Data records:
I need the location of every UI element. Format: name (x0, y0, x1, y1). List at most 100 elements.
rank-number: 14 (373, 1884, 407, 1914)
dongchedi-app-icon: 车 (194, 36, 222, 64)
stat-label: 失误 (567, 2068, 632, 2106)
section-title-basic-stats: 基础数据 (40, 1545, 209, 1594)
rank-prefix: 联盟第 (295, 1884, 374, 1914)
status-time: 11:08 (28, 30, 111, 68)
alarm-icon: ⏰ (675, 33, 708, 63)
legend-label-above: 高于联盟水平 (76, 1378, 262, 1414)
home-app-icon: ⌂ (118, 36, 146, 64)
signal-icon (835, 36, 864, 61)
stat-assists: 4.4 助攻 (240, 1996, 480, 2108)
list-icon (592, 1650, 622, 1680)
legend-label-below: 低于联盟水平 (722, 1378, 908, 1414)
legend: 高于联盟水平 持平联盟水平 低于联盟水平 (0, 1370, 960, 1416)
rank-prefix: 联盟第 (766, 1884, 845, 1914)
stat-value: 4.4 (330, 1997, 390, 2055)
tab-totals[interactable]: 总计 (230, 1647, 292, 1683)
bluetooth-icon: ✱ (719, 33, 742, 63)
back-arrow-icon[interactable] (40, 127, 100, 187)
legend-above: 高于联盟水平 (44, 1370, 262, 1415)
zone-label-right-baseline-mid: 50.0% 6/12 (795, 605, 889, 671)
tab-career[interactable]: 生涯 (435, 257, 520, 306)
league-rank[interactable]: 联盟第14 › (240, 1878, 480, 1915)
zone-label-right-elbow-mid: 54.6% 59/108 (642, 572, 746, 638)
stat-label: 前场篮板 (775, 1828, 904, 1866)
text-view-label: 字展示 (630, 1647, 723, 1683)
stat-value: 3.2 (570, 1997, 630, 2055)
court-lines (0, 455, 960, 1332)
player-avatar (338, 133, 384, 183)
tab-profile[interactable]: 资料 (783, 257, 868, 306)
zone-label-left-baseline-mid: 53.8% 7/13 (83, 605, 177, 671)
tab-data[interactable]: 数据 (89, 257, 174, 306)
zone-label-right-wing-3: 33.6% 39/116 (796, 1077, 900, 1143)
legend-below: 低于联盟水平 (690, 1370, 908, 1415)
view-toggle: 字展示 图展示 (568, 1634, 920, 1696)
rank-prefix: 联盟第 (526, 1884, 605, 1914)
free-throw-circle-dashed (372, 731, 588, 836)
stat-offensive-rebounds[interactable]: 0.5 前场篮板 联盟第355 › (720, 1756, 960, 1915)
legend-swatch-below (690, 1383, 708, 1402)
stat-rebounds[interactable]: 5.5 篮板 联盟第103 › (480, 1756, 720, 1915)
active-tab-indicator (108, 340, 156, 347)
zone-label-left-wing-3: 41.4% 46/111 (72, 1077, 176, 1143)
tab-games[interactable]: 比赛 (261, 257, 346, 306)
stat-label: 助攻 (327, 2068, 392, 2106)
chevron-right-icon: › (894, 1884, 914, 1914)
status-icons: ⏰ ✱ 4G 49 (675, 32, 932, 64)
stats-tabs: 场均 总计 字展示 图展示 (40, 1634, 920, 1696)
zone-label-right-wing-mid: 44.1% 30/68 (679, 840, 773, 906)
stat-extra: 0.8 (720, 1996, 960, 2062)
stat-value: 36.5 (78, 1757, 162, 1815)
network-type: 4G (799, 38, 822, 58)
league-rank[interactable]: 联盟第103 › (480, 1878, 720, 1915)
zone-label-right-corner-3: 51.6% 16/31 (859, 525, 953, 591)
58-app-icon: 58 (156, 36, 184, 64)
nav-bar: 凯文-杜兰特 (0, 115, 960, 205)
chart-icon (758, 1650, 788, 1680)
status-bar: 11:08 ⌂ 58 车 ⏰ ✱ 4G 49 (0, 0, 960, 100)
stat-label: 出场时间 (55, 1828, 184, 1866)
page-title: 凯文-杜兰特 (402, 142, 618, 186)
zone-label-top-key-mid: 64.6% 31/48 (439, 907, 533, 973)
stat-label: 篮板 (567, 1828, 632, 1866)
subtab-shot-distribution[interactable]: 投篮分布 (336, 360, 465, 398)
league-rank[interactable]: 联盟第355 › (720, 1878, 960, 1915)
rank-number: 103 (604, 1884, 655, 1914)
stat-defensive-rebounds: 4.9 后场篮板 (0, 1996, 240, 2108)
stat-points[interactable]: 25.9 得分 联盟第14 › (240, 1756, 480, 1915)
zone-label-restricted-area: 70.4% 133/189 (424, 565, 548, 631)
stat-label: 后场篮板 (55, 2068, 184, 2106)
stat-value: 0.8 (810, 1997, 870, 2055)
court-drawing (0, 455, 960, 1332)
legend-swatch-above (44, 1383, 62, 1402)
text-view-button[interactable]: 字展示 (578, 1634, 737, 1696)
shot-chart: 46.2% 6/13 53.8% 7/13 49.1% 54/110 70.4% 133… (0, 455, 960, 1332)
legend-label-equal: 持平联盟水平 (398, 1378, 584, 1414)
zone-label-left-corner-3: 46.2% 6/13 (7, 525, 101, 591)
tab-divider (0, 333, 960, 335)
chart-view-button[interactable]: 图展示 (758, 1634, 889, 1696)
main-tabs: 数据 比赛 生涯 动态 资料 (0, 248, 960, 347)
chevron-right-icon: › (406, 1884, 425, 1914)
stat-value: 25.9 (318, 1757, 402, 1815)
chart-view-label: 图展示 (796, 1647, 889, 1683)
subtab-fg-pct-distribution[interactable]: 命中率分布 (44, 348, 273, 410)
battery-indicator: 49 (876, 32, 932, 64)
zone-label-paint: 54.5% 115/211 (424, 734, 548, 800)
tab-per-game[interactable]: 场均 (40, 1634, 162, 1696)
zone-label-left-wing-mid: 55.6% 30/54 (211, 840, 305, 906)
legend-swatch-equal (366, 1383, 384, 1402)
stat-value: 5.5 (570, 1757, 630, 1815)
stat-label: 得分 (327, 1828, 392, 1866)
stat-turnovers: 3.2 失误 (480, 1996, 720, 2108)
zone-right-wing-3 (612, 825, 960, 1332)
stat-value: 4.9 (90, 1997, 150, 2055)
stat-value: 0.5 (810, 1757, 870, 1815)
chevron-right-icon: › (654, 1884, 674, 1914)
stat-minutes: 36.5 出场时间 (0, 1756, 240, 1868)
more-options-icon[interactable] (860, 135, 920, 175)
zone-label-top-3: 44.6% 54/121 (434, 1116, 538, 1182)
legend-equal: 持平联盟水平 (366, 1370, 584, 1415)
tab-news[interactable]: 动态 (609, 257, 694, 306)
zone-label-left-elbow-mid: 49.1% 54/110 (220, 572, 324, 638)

Work to be completed: Rewrite every line of the material above, changing each "stat-label" to "stat-caption" and keeping everything else the same.

Written answer:
I need the location of every UI element. Format: name (x0, y0, x1, y1). List at most 100 elements.
rank-number: 14 (373, 1884, 407, 1914)
dongchedi-app-icon: 车 (194, 36, 222, 64)
stat-caption: 失误 (567, 2068, 632, 2106)
section-title-basic-stats: 基础数据 (40, 1545, 209, 1594)
rank-prefix: 联盟第 (295, 1884, 374, 1914)
status-time: 11:08 (28, 30, 111, 68)
alarm-icon: ⏰ (675, 33, 708, 63)
legend-label-above: 高于联盟水平 (76, 1378, 262, 1414)
home-app-icon: ⌂ (118, 36, 146, 64)
signal-icon (835, 36, 864, 61)
stat-assists: 4.4 助攻 (240, 1996, 480, 2108)
list-icon (592, 1650, 622, 1680)
legend-label-below: 低于联盟水平 (722, 1378, 908, 1414)
legend: 高于联盟水平 持平联盟水平 低于联盟水平 (0, 1370, 960, 1416)
rank-prefix: 联盟第 (766, 1884, 845, 1914)
stat-value: 4.4 (330, 1997, 390, 2055)
tab-totals[interactable]: 总计 (230, 1647, 292, 1683)
bluetooth-icon: ✱ (719, 33, 742, 63)
back-arrow-icon[interactable] (40, 127, 100, 187)
legend-above: 高于联盟水平 (44, 1370, 262, 1415)
zone-label-right-baseline-mid: 50.0% 6/12 (795, 605, 889, 671)
tab-career[interactable]: 生涯 (435, 257, 520, 306)
league-rank[interactable]: 联盟第14 › (240, 1878, 480, 1915)
zone-label-right-elbow-mid: 54.6% 59/108 (642, 572, 746, 638)
stat-caption: 前场篮板 (775, 1828, 904, 1866)
text-view-label: 字展示 (630, 1647, 723, 1683)
stat-value: 3.2 (570, 1997, 630, 2055)
court-lines (0, 455, 960, 1332)
player-avatar (338, 133, 384, 183)
tab-profile[interactable]: 资料 (783, 257, 868, 306)
zone-label-left-baseline-mid: 53.8% 7/13 (83, 605, 177, 671)
tab-data[interactable]: 数据 (89, 257, 174, 306)
zone-label-right-wing-3: 33.6% 39/116 (796, 1077, 900, 1143)
legend-below: 低于联盟水平 (690, 1370, 908, 1415)
view-toggle: 字展示 图展示 (568, 1634, 920, 1696)
rank-prefix: 联盟第 (526, 1884, 605, 1914)
free-throw-circle-dashed (372, 731, 588, 836)
stat-offensive-rebounds[interactable]: 0.5 前场篮板 联盟第355 › (720, 1756, 960, 1915)
legend-swatch-below (690, 1383, 708, 1402)
stat-rebounds[interactable]: 5.5 篮板 联盟第103 › (480, 1756, 720, 1915)
active-tab-indicator (108, 340, 156, 347)
zone-label-left-wing-3: 41.4% 46/111 (72, 1077, 176, 1143)
tab-games[interactable]: 比赛 (261, 257, 346, 306)
stat-caption: 助攻 (327, 2068, 392, 2106)
chevron-right-icon: › (894, 1884, 914, 1914)
status-icons: ⏰ ✱ 4G 49 (675, 32, 932, 64)
stats-tabs: 场均 总计 字展示 图展示 (40, 1634, 920, 1696)
zone-label-right-wing-mid: 44.1% 30/68 (679, 840, 773, 906)
stat-extra: 0.8 (720, 1996, 960, 2062)
stat-value: 36.5 (78, 1757, 162, 1815)
network-type: 4G (799, 38, 822, 58)
league-rank[interactable]: 联盟第103 › (480, 1878, 720, 1915)
zone-label-right-corner-3: 51.6% 16/31 (859, 525, 953, 591)
58-app-icon: 58 (156, 36, 184, 64)
nav-bar: 凯文-杜兰特 (0, 115, 960, 205)
chart-icon (758, 1650, 788, 1680)
status-bar: 11:08 ⌂ 58 车 ⏰ ✱ 4G 49 (0, 0, 960, 100)
stat-caption: 出场时间 (55, 1828, 184, 1866)
page-title: 凯文-杜兰特 (402, 142, 618, 186)
zone-label-top-key-mid: 64.6% 31/48 (439, 907, 533, 973)
stat-caption: 篮板 (567, 1828, 632, 1866)
subtab-shot-distribution[interactable]: 投篮分布 (336, 360, 465, 398)
league-rank[interactable]: 联盟第355 › (720, 1878, 960, 1915)
rank-number: 103 (604, 1884, 655, 1914)
stat-defensive-rebounds: 4.9 后场篮板 (0, 1996, 240, 2108)
stat-points[interactable]: 25.9 得分 联盟第14 › (240, 1756, 480, 1915)
zone-label-restricted-area: 70.4% 133/189 (424, 565, 548, 631)
stat-caption: 后场篮板 (55, 2068, 184, 2106)
stat-value: 0.8 (810, 1997, 870, 2055)
court-drawing (0, 455, 960, 1332)
legend-swatch-above (44, 1383, 62, 1402)
text-view-button[interactable]: 字展示 (578, 1634, 737, 1696)
shot-chart: 46.2% 6/13 53.8% 7/13 49.1% 54/110 70.4% 133… (0, 455, 960, 1332)
legend-label-equal: 持平联盟水平 (398, 1378, 584, 1414)
zone-label-left-corner-3: 46.2% 6/13 (7, 525, 101, 591)
tab-divider (0, 333, 960, 335)
chart-view-button[interactable]: 图展示 (758, 1634, 889, 1696)
main-tabs: 数据 比赛 生涯 动态 资料 (0, 248, 960, 347)
chevron-right-icon: › (406, 1884, 425, 1914)
stat-value: 25.9 (318, 1757, 402, 1815)
chart-view-label: 图展示 (796, 1647, 889, 1683)
subtab-fg-pct-distribution[interactable]: 命中率分布 (44, 348, 273, 410)
battery-indicator: 49 (876, 32, 932, 64)
zone-label-paint: 54.5% 115/211 (424, 734, 548, 800)
tab-per-game[interactable]: 场均 (40, 1634, 162, 1696)
zone-label-left-wing-mid: 55.6% 30/54 (211, 840, 305, 906)
legend-swatch-equal (366, 1383, 384, 1402)
stat-value: 5.5 (570, 1757, 630, 1815)
stat-caption: 得分 (327, 1828, 392, 1866)
stat-turnovers: 3.2 失误 (480, 1996, 720, 2108)
zone-right-wing-3 (612, 825, 960, 1332)
stat-value: 4.9 (90, 1997, 150, 2055)
stat-value: 0.5 (810, 1757, 870, 1815)
chevron-right-icon: › (654, 1884, 674, 1914)
stat-minutes: 36.5 出场时间 (0, 1756, 240, 1868)
more-options-icon[interactable] (860, 135, 920, 175)
zone-label-top-3: 44.6% 54/121 (434, 1116, 538, 1182)
legend-equal: 持平联盟水平 (366, 1370, 584, 1415)
tab-news[interactable]: 动态 (609, 257, 694, 306)
zone-label-left-elbow-mid: 49.1% 54/110 (220, 572, 324, 638)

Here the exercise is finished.